* Dataset records:
========================================================================

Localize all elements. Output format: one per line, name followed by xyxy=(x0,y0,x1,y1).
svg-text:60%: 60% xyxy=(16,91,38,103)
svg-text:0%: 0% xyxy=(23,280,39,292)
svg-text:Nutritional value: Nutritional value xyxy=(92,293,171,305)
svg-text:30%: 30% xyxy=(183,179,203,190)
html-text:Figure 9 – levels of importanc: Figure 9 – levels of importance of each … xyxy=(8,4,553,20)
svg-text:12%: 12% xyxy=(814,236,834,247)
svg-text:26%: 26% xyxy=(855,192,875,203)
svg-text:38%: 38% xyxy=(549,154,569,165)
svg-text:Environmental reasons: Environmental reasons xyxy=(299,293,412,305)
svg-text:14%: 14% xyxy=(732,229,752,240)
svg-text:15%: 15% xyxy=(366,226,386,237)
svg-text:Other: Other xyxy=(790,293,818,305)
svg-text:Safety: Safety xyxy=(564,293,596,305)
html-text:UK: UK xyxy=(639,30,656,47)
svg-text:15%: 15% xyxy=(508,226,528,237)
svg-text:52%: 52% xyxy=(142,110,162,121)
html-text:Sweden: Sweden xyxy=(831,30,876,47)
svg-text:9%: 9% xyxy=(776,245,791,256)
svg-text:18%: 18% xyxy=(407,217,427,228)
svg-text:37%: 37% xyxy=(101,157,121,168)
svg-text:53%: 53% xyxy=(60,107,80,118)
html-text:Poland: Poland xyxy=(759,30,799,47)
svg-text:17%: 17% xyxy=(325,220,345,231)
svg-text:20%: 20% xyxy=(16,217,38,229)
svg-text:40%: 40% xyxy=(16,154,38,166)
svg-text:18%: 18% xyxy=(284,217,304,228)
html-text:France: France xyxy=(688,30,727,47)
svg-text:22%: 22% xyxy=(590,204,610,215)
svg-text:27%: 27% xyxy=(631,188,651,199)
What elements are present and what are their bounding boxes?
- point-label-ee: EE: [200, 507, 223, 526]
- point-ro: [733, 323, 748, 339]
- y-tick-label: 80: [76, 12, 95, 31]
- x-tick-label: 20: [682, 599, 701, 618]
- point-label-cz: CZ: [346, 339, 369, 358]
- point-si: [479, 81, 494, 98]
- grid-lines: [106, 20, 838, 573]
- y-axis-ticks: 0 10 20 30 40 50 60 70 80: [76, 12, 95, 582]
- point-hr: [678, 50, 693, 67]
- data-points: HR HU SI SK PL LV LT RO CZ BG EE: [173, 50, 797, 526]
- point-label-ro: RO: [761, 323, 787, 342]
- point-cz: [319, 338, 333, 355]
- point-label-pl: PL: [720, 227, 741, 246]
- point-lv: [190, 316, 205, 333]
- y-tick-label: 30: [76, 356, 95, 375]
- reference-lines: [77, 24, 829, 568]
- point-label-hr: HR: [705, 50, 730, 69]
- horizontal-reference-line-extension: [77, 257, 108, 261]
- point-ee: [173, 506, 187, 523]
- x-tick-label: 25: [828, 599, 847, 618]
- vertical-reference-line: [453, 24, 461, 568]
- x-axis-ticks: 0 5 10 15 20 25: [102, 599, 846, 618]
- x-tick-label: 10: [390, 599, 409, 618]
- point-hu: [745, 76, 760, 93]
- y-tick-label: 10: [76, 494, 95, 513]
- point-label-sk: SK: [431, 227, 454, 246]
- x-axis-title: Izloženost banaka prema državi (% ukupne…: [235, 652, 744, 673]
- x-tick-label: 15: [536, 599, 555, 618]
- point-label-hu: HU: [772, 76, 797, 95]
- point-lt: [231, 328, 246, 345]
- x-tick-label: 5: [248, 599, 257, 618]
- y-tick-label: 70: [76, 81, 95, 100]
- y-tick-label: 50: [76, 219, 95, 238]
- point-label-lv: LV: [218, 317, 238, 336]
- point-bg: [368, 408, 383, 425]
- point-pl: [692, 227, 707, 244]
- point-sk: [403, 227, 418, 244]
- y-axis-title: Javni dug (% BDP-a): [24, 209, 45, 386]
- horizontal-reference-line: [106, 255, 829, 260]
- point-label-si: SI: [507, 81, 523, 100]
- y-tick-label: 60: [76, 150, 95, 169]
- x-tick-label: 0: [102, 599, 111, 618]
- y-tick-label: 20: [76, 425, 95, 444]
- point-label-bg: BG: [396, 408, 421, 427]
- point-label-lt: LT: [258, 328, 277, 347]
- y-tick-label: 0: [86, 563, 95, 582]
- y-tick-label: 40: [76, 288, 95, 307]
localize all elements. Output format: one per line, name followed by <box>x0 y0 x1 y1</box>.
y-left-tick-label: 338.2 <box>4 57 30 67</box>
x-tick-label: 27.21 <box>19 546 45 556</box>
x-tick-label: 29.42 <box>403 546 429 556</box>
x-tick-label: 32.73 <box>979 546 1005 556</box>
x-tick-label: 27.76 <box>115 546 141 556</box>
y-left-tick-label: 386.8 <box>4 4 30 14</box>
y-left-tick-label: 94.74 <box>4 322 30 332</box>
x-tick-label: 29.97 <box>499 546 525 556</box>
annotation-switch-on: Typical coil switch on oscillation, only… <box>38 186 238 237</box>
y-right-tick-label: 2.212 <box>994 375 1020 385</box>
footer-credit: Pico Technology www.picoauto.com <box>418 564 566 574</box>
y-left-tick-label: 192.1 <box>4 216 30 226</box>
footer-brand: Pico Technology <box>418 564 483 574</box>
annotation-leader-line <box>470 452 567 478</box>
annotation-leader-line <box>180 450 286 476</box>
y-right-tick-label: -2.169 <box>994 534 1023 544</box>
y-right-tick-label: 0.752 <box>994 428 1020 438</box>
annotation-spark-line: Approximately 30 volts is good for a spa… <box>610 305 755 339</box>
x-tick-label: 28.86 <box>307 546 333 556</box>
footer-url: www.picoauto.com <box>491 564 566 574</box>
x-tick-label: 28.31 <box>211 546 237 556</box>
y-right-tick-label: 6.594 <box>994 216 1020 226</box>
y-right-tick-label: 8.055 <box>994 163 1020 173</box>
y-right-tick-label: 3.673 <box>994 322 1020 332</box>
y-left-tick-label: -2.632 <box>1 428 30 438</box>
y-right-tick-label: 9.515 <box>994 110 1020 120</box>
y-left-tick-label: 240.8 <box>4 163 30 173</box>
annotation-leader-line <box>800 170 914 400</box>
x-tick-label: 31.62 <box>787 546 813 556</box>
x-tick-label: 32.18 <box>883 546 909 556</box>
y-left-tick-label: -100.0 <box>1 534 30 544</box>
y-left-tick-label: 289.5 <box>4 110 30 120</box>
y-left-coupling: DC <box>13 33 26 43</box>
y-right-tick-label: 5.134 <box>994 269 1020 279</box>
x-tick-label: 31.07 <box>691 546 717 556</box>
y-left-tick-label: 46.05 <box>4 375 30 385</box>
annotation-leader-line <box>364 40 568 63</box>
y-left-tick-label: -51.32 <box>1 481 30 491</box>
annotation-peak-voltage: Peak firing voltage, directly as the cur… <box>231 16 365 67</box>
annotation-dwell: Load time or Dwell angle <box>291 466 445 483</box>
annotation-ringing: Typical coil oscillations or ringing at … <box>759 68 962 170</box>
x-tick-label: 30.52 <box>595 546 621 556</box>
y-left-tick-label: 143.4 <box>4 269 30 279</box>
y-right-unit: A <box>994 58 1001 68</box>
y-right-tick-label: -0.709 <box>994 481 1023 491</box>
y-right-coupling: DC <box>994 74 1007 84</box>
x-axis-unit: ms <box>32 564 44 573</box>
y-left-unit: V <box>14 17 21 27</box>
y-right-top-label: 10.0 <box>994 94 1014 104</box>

========================================================================

* Your goal: Reproduce all of the data above, line for line and without any changes.

* Expected answer:
Localize all elements. Output format: one per line, name followed by xyxy=(x0,y0,x1,y1).
svg-text:60%: 60% xyxy=(16,91,38,103)
svg-text:0%: 0% xyxy=(23,280,39,292)
svg-text:Nutritional value: Nutritional value xyxy=(92,293,171,305)
svg-text:30%: 30% xyxy=(183,179,203,190)
html-text:Figure 9 – levels of importanc: Figure 9 – levels of importance of each … xyxy=(8,4,553,20)
svg-text:12%: 12% xyxy=(814,236,834,247)
svg-text:26%: 26% xyxy=(855,192,875,203)
svg-text:38%: 38% xyxy=(549,154,569,165)
svg-text:Environmental reasons: Environmental reasons xyxy=(299,293,412,305)
svg-text:14%: 14% xyxy=(732,229,752,240)
svg-text:15%: 15% xyxy=(366,226,386,237)
svg-text:Other: Other xyxy=(790,293,818,305)
svg-text:Safety: Safety xyxy=(564,293,596,305)
html-text:UK: UK xyxy=(639,30,656,47)
svg-text:15%: 15% xyxy=(508,226,528,237)
svg-text:52%: 52% xyxy=(142,110,162,121)
html-text:Sweden: Sweden xyxy=(831,30,876,47)
svg-text:9%: 9% xyxy=(776,245,791,256)
svg-text:18%: 18% xyxy=(407,217,427,228)
svg-text:37%: 37% xyxy=(101,157,121,168)
svg-text:53%: 53% xyxy=(60,107,80,118)
html-text:Poland: Poland xyxy=(759,30,799,47)
svg-text:17%: 17% xyxy=(325,220,345,231)
svg-text:20%: 20% xyxy=(16,217,38,229)
svg-text:40%: 40% xyxy=(16,154,38,166)
svg-text:18%: 18% xyxy=(284,217,304,228)
html-text:France: France xyxy=(688,30,727,47)
svg-text:22%: 22% xyxy=(590,204,610,215)
svg-text:27%: 27% xyxy=(631,188,651,199)
What elements are present and what are their bounding boxes?
- point-label-ee: EE: [200, 507, 223, 526]
- point-ro: [733, 323, 748, 339]
- y-tick-label: 80: [76, 12, 95, 31]
- x-tick-label: 20: [682, 599, 701, 618]
- point-label-cz: CZ: [346, 339, 369, 358]
- point-si: [479, 81, 494, 98]
- grid-lines: [106, 20, 838, 573]
- y-axis-ticks: 0 10 20 30 40 50 60 70 80: [76, 12, 95, 582]
- point-hr: [678, 50, 693, 67]
- data-points: HR HU SI SK PL LV LT RO CZ BG EE: [173, 50, 797, 526]
- point-label-ro: RO: [761, 323, 787, 342]
- point-cz: [319, 338, 333, 355]
- point-label-pl: PL: [720, 227, 741, 246]
- point-lv: [190, 316, 205, 333]
- y-tick-label: 30: [76, 356, 95, 375]
- reference-lines: [77, 24, 829, 568]
- point-label-hr: HR: [705, 50, 730, 69]
- horizontal-reference-line-extension: [77, 257, 108, 261]
- point-ee: [173, 506, 187, 523]
- x-tick-label: 25: [828, 599, 847, 618]
- vertical-reference-line: [453, 24, 461, 568]
- x-axis-ticks: 0 5 10 15 20 25: [102, 599, 846, 618]
- x-tick-label: 10: [390, 599, 409, 618]
- point-hu: [745, 76, 760, 93]
- y-tick-label: 10: [76, 494, 95, 513]
- point-label-sk: SK: [431, 227, 454, 246]
- x-axis-title: Izloženost banaka prema državi (% ukupne…: [235, 652, 744, 673]
- x-tick-label: 15: [536, 599, 555, 618]
- point-label-hu: HU: [772, 76, 797, 95]
- point-lt: [231, 328, 246, 345]
- x-tick-label: 5: [248, 599, 257, 618]
- y-tick-label: 70: [76, 81, 95, 100]
- y-tick-label: 50: [76, 219, 95, 238]
- point-label-lv: LV: [218, 317, 238, 336]
- point-bg: [368, 408, 383, 425]
- point-pl: [692, 227, 707, 244]
- point-sk: [403, 227, 418, 244]
- y-axis-title: Javni dug (% BDP-a): [24, 209, 45, 386]
- horizontal-reference-line: [106, 255, 829, 260]
- point-label-si: SI: [507, 81, 523, 100]
- y-tick-label: 60: [76, 150, 95, 169]
- x-tick-label: 0: [102, 599, 111, 618]
- y-tick-label: 20: [76, 425, 95, 444]
- point-label-bg: BG: [396, 408, 421, 427]
- point-label-lt: LT: [258, 328, 277, 347]
- y-tick-label: 0: [86, 563, 95, 582]
- y-tick-label: 40: [76, 288, 95, 307]
localize all elements. Output format: one per line, name followed by <box>x0 y0 x1 y1</box>.
y-left-tick-label: 338.2 <box>4 57 30 67</box>
x-tick-label: 27.21 <box>19 546 45 556</box>
x-tick-label: 29.42 <box>403 546 429 556</box>
x-tick-label: 32.73 <box>979 546 1005 556</box>
x-tick-label: 27.76 <box>115 546 141 556</box>
y-left-tick-label: 386.8 <box>4 4 30 14</box>
y-left-tick-label: 94.74 <box>4 322 30 332</box>
x-tick-label: 29.97 <box>499 546 525 556</box>
annotation-switch-on: Typical coil switch on oscillation, only… <box>38 186 238 237</box>
y-right-tick-label: 2.212 <box>994 375 1020 385</box>
footer-credit: Pico Technology www.picoauto.com <box>418 564 566 574</box>
y-left-tick-label: 192.1 <box>4 216 30 226</box>
footer-brand: Pico Technology <box>418 564 483 574</box>
annotation-leader-line <box>470 452 567 478</box>
annotation-leader-line <box>180 450 286 476</box>
y-right-tick-label: -2.169 <box>994 534 1023 544</box>
y-right-tick-label: 0.752 <box>994 428 1020 438</box>
annotation-spark-line: Approximately 30 volts is good for a spa… <box>610 305 755 339</box>
x-tick-label: 28.86 <box>307 546 333 556</box>
footer-url: www.picoauto.com <box>491 564 566 574</box>
x-tick-label: 28.31 <box>211 546 237 556</box>
y-right-tick-label: 6.594 <box>994 216 1020 226</box>
y-right-tick-label: 8.055 <box>994 163 1020 173</box>
y-right-tick-label: 3.673 <box>994 322 1020 332</box>
y-left-tick-label: -2.632 <box>1 428 30 438</box>
y-right-tick-label: 9.515 <box>994 110 1020 120</box>
y-left-tick-label: 240.8 <box>4 163 30 173</box>
annotation-leader-line <box>800 170 914 400</box>
x-tick-label: 31.62 <box>787 546 813 556</box>
x-tick-label: 32.18 <box>883 546 909 556</box>
y-left-tick-label: -100.0 <box>1 534 30 544</box>
y-left-tick-label: 289.5 <box>4 110 30 120</box>
y-left-coupling: DC <box>13 33 26 43</box>
y-right-tick-label: 5.134 <box>994 269 1020 279</box>
x-tick-label: 31.07 <box>691 546 717 556</box>
y-left-tick-label: 46.05 <box>4 375 30 385</box>
annotation-leader-line <box>364 40 568 63</box>
y-left-tick-label: -51.32 <box>1 481 30 491</box>
annotation-peak-voltage: Peak firing voltage, directly as the cur… <box>231 16 365 67</box>
annotation-dwell: Load time or Dwell angle <box>291 466 445 483</box>
annotation-ringing: Typical coil oscillations or ringing at … <box>759 68 962 170</box>
x-tick-label: 30.52 <box>595 546 621 556</box>
y-left-tick-label: 143.4 <box>4 269 30 279</box>
y-right-unit: A <box>994 58 1001 68</box>
y-right-tick-label: -0.709 <box>994 481 1023 491</box>
y-right-coupling: DC <box>994 74 1007 84</box>
x-axis-unit: ms <box>32 564 44 573</box>
y-left-unit: V <box>14 17 21 27</box>
y-right-top-label: 10.0 <box>994 94 1014 104</box>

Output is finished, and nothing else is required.